# Start of DATA TO PROCESS

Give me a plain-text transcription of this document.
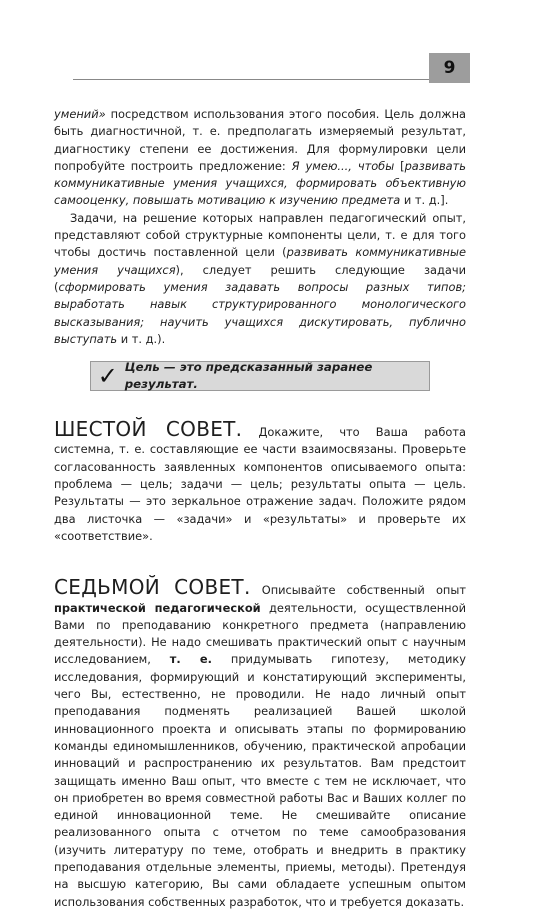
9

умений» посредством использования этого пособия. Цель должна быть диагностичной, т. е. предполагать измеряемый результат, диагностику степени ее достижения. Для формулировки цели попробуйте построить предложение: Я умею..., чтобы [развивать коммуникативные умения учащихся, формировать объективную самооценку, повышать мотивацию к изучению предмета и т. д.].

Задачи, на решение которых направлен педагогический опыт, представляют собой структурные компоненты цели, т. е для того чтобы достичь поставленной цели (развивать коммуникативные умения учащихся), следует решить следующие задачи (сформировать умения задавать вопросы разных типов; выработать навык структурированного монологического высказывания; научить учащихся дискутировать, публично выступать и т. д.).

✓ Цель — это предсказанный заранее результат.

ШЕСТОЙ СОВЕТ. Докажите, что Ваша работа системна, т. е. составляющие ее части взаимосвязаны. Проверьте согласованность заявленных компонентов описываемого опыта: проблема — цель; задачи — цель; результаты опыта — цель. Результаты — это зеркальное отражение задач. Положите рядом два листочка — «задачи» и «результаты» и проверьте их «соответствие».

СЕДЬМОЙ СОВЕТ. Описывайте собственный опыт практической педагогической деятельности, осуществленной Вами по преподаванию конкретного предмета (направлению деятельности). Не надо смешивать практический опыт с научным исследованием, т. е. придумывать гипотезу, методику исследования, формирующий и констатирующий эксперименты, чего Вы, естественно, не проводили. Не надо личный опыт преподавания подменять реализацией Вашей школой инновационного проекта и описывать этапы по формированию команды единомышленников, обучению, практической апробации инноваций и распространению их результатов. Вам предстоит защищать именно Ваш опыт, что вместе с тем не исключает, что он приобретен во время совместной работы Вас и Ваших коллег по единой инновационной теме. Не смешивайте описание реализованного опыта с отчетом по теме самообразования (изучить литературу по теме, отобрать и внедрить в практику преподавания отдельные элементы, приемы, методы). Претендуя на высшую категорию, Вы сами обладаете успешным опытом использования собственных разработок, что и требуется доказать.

# End of DATA TO PROCESS
# Start of DATA TO PROCESS

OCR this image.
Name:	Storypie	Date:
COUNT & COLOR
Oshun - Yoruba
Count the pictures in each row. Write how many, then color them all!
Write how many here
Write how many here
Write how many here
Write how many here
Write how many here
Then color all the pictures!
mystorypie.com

# End of DATA TO PROCESS

■ **WHAT THIS TASK INVOLVES**: Take every line that includes the string "pictures" and copy it.

■ **RESULT BELOW**:
Count the pictures in each row. Write how many, then color them all!
Then color all the pictures!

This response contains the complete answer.